Dataset excerpt:
────────────────────
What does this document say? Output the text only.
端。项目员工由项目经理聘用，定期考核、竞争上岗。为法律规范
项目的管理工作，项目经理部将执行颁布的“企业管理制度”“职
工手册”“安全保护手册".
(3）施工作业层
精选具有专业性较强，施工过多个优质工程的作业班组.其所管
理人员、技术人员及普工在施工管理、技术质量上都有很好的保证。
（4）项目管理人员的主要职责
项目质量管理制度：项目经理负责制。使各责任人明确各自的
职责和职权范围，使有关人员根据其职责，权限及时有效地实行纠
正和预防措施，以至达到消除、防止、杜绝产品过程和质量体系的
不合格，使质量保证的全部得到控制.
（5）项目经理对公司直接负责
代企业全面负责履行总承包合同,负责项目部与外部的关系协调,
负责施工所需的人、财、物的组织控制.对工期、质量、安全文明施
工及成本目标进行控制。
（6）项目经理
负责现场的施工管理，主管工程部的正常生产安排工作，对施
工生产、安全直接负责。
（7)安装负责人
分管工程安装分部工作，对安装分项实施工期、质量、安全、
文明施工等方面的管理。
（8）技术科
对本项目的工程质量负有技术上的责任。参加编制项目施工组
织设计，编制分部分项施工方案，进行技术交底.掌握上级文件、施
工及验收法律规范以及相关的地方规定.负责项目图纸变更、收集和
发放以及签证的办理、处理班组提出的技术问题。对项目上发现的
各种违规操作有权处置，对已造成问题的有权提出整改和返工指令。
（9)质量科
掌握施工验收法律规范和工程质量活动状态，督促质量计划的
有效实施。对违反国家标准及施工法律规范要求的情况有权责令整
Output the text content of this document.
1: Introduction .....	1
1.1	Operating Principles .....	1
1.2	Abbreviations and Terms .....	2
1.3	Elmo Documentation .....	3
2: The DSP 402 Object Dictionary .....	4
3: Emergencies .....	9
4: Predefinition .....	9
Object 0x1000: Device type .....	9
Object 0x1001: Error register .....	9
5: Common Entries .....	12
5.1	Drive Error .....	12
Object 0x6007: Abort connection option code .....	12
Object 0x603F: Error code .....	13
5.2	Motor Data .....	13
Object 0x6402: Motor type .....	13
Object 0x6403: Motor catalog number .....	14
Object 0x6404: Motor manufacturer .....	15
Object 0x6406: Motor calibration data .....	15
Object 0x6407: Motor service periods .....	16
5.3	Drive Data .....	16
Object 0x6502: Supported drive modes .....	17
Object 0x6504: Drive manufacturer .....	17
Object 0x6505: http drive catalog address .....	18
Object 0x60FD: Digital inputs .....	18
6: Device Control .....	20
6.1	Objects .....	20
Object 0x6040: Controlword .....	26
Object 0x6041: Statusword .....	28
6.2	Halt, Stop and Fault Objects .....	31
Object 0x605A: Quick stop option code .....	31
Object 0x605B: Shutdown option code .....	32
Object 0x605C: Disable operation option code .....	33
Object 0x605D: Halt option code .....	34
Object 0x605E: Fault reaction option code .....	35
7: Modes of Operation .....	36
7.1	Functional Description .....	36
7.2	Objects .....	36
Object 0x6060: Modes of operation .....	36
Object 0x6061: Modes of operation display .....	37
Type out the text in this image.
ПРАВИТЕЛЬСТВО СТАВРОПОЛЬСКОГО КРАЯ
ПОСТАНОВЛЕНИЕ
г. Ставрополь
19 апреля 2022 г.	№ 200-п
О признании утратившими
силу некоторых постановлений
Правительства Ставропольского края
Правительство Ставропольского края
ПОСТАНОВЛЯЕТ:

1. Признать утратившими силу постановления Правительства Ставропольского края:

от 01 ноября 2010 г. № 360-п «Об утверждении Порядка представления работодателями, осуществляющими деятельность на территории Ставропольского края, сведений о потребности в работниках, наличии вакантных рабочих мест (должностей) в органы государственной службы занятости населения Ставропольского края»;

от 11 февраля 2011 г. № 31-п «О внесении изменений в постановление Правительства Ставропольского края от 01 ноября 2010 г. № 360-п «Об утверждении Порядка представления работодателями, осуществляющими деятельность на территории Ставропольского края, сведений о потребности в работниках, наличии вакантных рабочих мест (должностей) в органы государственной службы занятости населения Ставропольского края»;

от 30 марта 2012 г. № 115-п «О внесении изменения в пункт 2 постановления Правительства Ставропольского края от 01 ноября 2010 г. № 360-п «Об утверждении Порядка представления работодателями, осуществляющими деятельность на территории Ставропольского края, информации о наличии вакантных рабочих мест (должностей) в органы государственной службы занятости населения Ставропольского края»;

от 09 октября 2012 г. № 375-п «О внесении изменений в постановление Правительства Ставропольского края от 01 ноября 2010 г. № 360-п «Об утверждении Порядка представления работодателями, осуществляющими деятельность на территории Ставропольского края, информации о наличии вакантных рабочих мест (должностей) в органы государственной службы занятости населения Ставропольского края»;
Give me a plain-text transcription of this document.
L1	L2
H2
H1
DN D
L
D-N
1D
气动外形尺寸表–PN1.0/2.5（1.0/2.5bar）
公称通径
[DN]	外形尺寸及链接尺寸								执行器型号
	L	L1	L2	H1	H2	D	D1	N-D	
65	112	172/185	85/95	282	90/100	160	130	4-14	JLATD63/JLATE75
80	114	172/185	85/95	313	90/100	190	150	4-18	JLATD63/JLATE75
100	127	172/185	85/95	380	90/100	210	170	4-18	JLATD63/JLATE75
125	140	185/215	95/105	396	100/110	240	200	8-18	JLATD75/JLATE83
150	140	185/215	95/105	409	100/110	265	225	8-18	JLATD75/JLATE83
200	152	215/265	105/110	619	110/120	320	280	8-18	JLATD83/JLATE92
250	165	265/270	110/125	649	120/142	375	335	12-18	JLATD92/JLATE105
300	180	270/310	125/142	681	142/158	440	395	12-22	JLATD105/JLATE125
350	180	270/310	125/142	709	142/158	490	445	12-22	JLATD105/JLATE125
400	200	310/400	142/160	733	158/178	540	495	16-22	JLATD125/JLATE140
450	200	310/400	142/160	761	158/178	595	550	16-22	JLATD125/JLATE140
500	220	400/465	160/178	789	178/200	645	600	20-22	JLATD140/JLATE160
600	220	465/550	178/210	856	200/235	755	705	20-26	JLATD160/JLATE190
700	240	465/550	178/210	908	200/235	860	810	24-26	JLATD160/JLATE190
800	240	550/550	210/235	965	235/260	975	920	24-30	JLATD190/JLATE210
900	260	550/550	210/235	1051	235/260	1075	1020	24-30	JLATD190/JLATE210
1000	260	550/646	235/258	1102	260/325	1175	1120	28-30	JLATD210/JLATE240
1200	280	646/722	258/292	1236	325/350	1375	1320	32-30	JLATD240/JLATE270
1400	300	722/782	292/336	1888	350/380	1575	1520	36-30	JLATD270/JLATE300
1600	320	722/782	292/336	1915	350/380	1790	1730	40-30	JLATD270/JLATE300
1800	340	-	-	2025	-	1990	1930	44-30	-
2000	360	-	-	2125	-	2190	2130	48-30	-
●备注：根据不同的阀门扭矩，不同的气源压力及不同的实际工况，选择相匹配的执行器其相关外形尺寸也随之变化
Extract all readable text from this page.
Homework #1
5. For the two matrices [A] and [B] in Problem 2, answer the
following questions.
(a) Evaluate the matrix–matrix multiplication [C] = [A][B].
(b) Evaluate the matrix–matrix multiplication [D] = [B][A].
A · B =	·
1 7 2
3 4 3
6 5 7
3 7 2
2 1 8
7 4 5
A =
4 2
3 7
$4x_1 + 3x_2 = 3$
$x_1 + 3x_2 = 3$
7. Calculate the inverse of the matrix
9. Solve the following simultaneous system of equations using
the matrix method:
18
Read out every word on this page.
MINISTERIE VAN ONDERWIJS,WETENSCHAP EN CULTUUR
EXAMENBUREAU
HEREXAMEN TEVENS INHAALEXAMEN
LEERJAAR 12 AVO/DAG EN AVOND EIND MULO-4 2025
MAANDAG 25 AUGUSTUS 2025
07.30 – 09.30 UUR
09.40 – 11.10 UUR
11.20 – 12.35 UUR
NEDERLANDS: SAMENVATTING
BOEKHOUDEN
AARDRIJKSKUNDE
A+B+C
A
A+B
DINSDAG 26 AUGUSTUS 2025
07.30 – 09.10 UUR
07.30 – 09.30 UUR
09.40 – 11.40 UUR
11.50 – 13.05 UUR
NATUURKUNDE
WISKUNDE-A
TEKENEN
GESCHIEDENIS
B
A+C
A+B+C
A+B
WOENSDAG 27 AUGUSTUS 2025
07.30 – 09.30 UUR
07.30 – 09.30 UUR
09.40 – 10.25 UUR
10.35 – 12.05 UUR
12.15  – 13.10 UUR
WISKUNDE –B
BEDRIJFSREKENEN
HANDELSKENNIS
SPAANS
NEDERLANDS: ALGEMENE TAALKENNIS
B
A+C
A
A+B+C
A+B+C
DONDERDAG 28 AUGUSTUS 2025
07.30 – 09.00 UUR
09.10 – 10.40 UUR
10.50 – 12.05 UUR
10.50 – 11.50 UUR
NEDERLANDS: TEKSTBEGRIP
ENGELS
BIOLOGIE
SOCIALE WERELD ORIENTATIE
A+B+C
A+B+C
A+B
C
────────────────────
> [TASK OBJECTIVE] From the data, collect all lines where the string "multiplication" appears.

> [OUTPUT OF THE TASK]
(a) Evaluate the matrix–matrix multiplication [C] = [A][B].
(b) Evaluate the matrix–matrix multiplication [D] = [B][A].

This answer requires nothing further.